#### Challenge:
Copy out all lines carrying the word "text".

--- --- ---

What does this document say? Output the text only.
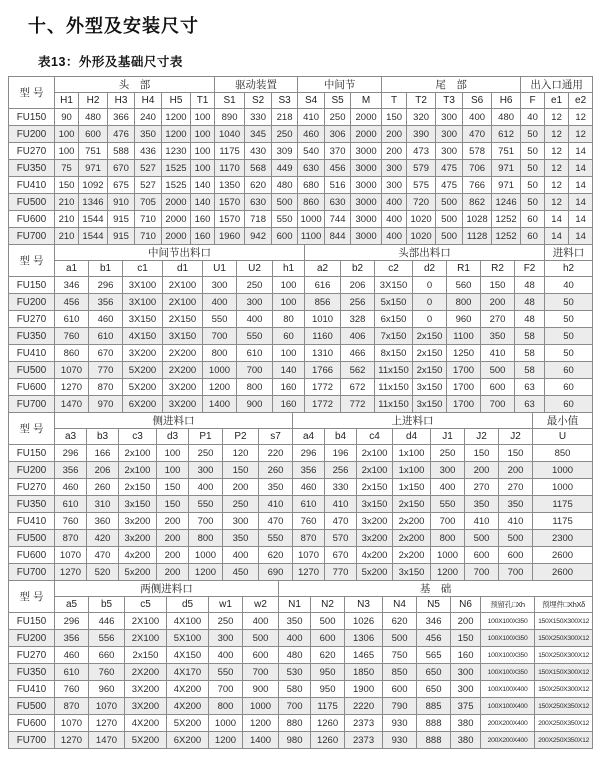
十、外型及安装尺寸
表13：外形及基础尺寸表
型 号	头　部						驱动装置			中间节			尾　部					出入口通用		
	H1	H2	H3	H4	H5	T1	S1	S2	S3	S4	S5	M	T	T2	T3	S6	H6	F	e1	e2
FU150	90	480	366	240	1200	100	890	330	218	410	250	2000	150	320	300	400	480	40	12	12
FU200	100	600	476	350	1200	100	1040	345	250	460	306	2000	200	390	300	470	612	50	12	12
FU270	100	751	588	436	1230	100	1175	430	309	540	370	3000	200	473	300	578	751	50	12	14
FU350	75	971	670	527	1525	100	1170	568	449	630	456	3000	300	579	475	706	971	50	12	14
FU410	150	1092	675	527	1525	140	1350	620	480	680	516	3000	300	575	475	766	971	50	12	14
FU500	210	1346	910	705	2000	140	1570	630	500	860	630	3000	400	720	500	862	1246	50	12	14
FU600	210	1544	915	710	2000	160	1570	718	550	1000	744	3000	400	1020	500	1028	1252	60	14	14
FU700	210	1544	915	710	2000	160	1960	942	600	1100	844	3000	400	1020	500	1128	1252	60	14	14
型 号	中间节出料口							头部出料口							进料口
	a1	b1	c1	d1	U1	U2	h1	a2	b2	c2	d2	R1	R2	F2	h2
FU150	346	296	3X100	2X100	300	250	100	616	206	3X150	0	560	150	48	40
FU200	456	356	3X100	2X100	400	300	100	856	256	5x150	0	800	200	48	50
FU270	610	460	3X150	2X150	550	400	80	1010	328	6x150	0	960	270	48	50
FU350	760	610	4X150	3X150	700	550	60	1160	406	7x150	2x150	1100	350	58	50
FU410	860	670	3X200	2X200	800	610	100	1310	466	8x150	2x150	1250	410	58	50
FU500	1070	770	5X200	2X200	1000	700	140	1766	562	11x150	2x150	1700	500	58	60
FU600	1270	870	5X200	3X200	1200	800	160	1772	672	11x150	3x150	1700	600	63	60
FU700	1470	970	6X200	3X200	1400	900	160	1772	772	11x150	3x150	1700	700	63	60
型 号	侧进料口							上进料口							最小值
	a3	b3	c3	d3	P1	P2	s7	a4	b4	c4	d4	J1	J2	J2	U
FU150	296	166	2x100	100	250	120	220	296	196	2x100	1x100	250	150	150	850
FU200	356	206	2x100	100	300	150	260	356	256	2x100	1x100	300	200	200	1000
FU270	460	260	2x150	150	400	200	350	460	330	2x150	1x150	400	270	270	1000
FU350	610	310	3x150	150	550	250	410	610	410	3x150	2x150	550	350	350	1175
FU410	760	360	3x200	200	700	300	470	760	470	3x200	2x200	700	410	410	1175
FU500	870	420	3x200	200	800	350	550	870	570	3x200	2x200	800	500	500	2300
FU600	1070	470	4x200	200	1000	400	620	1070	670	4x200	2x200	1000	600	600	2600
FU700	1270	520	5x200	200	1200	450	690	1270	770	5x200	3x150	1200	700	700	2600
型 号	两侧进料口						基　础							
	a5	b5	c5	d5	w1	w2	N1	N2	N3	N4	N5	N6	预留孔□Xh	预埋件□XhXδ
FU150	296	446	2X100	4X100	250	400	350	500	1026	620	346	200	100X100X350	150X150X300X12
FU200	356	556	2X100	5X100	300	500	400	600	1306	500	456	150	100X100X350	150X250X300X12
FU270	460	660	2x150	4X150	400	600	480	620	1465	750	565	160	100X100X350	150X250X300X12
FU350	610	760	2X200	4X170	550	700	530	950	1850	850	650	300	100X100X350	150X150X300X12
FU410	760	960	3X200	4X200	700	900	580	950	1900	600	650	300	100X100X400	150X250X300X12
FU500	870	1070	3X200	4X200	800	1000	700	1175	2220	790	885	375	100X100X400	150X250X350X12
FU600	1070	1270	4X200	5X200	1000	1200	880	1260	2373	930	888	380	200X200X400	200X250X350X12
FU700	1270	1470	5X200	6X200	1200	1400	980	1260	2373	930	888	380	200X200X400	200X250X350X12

--- --- ---

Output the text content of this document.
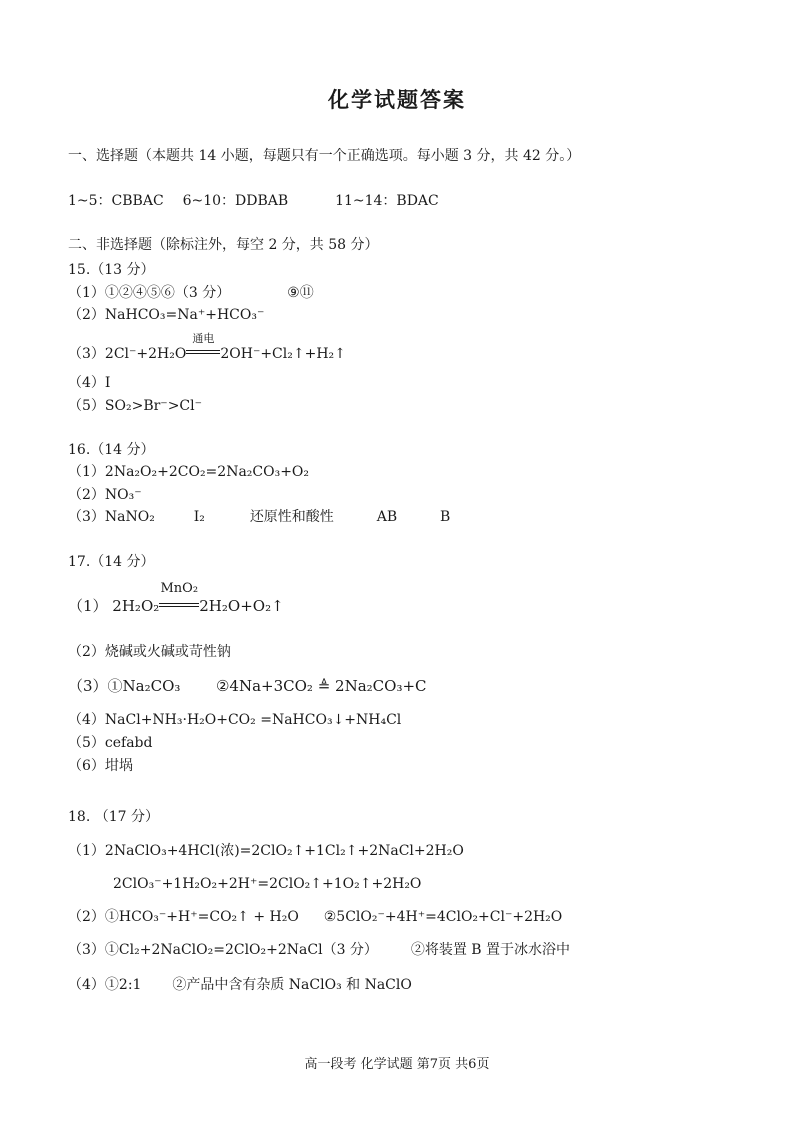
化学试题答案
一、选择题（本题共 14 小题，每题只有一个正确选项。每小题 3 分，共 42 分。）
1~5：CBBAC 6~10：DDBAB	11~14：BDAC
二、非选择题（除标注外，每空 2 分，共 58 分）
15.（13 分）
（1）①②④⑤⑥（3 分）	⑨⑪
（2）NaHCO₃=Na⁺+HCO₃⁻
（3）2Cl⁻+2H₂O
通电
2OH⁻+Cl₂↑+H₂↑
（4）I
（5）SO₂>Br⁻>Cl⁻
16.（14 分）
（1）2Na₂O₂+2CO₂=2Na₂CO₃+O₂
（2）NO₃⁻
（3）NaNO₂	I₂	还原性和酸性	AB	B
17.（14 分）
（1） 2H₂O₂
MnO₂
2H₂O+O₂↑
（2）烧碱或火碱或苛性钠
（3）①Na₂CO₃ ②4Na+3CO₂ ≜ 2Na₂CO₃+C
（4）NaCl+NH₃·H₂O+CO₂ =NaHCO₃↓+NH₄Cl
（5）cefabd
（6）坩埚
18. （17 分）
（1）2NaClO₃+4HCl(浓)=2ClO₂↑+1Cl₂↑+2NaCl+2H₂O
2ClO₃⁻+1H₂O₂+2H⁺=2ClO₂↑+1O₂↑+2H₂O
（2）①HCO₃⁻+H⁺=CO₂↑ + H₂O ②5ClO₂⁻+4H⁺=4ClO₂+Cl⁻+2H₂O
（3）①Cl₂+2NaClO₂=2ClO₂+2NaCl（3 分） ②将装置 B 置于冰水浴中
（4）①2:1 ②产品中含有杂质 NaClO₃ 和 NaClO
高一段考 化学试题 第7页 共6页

--- --- ---

#### Exercise answer:
What does this document say? Output the text only.
Output the text content of this document.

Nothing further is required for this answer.